§ **Challenge**
Pick out each line in these entries that contains the string "JSON".
◆ ◆ ◆ ◆ ◆
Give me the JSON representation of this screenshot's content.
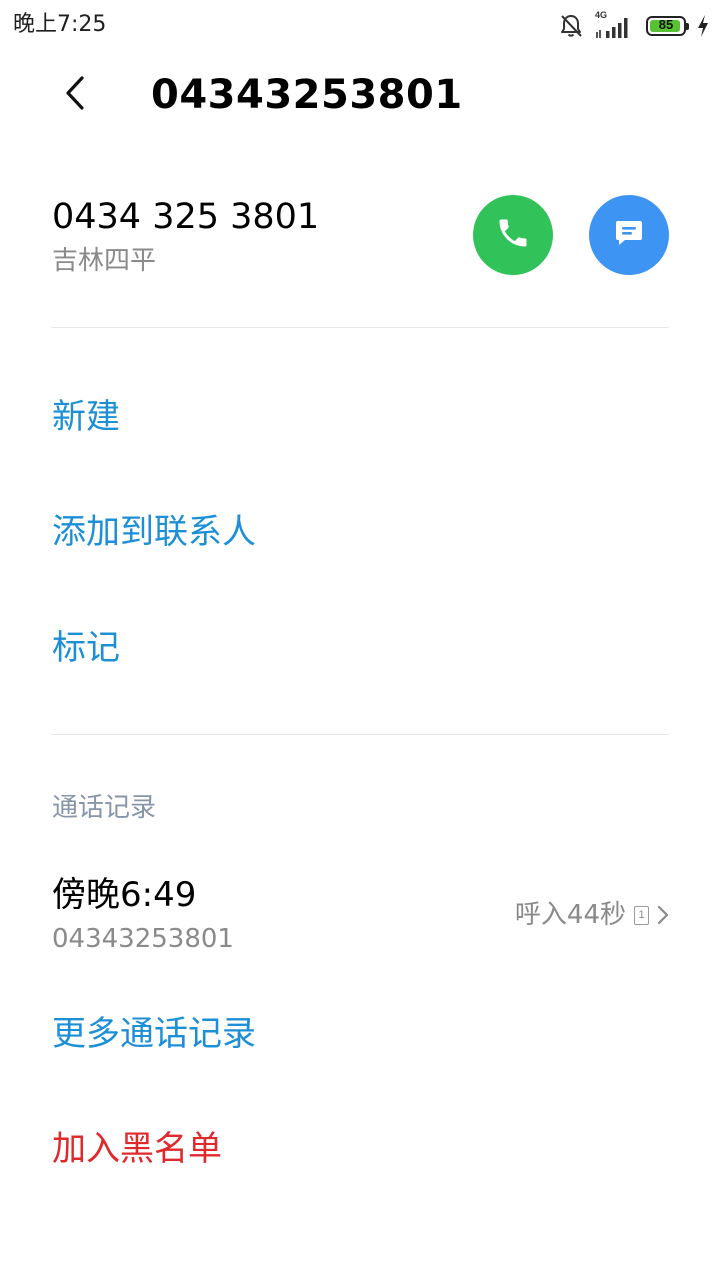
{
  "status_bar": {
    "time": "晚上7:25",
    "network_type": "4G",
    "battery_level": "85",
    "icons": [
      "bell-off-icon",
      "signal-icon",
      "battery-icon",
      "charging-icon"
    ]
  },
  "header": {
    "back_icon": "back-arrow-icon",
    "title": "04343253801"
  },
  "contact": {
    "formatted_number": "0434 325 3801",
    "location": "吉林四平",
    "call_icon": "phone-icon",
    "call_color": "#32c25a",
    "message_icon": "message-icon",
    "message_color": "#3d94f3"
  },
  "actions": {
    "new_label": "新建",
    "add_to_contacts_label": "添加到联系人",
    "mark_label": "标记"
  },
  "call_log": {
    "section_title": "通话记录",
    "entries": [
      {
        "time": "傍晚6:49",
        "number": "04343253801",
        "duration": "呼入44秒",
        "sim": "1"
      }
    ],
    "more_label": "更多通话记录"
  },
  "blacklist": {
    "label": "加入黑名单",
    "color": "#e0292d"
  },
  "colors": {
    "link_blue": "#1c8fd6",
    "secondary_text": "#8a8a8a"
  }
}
◆ ◆ ◆ ◆ ◆
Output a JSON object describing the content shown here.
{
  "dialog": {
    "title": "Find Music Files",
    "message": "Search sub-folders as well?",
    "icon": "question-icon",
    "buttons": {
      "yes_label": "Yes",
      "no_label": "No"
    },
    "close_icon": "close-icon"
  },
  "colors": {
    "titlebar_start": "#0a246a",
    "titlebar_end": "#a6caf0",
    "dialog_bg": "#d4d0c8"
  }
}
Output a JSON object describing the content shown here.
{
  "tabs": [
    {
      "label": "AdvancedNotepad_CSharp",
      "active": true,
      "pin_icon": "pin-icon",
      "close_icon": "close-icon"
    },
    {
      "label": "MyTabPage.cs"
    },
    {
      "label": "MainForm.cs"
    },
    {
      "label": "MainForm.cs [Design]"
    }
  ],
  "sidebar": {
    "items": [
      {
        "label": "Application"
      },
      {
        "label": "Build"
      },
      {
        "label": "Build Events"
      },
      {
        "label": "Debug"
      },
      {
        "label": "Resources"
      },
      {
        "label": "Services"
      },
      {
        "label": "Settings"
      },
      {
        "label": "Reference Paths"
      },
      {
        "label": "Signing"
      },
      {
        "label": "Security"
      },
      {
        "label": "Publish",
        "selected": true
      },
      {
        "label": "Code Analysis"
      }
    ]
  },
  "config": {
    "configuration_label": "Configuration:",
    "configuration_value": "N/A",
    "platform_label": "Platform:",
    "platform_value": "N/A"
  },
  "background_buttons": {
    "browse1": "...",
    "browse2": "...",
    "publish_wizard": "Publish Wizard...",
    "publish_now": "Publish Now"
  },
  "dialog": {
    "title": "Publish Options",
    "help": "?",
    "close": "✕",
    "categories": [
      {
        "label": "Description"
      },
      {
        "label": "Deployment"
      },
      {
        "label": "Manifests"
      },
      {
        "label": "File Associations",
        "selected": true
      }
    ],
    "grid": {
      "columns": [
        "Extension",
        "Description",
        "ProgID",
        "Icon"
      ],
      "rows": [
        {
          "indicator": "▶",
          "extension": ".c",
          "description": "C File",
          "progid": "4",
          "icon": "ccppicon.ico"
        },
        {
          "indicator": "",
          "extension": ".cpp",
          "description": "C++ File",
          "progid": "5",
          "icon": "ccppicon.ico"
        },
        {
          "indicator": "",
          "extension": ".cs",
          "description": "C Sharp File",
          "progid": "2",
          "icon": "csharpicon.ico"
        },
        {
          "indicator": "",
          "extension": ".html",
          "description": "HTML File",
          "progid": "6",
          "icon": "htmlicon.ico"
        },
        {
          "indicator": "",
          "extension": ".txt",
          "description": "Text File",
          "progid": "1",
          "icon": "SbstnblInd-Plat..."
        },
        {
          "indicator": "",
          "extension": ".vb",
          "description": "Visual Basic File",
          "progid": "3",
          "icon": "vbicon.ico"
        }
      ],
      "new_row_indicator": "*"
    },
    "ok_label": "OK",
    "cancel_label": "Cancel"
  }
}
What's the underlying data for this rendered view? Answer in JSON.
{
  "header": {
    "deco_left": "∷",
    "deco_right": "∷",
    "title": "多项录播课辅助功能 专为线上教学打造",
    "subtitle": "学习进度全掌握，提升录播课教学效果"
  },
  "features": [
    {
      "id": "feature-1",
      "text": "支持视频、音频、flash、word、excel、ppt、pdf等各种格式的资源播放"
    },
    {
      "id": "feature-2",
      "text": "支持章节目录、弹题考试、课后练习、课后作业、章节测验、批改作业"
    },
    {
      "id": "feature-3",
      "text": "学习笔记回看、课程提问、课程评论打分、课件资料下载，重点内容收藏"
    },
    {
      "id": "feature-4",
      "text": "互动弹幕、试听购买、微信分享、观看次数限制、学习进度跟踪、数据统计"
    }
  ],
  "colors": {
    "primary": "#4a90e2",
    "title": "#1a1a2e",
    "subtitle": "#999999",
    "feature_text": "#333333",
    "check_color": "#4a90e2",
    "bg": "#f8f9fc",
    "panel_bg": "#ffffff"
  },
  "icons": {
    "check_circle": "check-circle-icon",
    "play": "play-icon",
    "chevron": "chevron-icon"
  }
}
◆ ◆ ◆ ◆ ◆
§ **Solution to this task**
Give me the JSON representation of this screenshot's content.
Output a JSON object describing the content shown here.
Output a JSON object describing the content shown here.
What's the underlying data for this rendered view? Answer in JSON.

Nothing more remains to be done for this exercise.